- **Objective**:
Your task is to copy every line of the records below that contains "Secondary".

- **Record list**:
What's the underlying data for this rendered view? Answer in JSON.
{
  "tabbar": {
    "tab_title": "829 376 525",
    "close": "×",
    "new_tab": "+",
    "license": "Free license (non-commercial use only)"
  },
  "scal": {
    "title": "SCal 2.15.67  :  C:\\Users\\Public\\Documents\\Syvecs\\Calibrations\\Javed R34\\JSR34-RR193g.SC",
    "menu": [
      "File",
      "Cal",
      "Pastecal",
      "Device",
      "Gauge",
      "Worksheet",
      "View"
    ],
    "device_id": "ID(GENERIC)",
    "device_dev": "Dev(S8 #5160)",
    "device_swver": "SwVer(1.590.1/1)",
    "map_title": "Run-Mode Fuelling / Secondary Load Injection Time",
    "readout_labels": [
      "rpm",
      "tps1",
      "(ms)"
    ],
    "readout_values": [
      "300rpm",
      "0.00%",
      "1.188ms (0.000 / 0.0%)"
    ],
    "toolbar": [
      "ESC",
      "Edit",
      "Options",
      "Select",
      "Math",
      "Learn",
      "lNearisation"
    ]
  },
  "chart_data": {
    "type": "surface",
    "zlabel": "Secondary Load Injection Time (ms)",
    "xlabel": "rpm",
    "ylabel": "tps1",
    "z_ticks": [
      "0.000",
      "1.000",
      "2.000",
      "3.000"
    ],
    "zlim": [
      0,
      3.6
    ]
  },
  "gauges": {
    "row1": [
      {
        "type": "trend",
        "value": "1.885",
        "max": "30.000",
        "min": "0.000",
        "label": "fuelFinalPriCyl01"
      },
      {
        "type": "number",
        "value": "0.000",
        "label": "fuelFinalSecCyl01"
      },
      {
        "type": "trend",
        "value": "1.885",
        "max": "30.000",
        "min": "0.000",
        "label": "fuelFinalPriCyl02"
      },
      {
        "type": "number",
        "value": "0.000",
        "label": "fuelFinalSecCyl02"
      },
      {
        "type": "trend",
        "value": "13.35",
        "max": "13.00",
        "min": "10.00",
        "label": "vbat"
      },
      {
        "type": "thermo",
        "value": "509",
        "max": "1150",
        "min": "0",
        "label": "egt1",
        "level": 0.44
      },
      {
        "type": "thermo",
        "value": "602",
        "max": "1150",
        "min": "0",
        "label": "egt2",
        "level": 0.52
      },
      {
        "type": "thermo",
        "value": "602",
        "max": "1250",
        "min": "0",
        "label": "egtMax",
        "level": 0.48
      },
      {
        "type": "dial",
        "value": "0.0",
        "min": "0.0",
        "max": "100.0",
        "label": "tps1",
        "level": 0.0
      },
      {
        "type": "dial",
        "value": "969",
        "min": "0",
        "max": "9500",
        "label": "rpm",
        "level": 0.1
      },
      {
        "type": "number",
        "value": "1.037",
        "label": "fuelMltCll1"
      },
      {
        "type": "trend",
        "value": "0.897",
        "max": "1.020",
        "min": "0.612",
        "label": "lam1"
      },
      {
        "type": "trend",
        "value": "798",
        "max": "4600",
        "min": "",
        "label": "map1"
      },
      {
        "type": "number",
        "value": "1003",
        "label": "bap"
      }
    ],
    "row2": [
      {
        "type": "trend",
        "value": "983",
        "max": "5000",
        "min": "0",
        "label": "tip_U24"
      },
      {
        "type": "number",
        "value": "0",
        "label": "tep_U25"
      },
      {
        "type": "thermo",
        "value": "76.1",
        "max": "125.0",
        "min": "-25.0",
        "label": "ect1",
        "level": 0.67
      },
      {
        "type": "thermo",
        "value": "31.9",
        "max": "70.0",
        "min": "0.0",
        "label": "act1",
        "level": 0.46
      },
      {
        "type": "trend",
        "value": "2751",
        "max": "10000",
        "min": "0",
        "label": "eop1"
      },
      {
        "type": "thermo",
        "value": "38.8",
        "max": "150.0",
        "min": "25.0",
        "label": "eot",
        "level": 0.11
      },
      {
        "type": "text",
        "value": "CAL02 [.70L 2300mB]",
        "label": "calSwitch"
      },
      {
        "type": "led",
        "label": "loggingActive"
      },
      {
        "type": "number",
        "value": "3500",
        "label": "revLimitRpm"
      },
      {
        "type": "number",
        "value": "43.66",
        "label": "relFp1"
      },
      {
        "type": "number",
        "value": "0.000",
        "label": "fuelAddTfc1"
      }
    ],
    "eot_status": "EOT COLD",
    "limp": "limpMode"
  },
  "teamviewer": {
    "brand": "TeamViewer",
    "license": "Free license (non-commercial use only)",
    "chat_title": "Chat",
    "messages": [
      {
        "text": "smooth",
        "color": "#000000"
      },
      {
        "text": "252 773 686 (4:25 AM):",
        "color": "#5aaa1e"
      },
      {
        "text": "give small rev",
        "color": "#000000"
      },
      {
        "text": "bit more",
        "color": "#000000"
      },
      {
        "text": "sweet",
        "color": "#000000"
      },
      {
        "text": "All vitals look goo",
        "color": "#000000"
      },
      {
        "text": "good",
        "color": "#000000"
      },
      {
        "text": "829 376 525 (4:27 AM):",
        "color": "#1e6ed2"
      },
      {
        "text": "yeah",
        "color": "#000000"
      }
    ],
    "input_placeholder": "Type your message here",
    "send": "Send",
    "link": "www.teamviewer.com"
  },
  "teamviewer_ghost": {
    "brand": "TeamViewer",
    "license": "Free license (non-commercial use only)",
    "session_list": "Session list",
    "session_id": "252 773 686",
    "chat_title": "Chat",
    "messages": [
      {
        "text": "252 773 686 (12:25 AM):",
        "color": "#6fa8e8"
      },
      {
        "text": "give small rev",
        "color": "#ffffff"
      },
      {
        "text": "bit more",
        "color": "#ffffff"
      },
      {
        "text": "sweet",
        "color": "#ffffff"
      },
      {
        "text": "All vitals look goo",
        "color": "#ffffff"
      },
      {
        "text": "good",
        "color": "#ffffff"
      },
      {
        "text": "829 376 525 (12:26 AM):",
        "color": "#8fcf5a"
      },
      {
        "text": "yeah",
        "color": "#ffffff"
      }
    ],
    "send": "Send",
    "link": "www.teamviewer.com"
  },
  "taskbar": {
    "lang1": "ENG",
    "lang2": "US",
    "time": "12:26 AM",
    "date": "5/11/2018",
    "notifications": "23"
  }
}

- **In response**:
    "map_title": "Run-Mode Fuelling / Secondary Load Injection Time",
    "zlabel": "Secondary Load Injection Time (ms)",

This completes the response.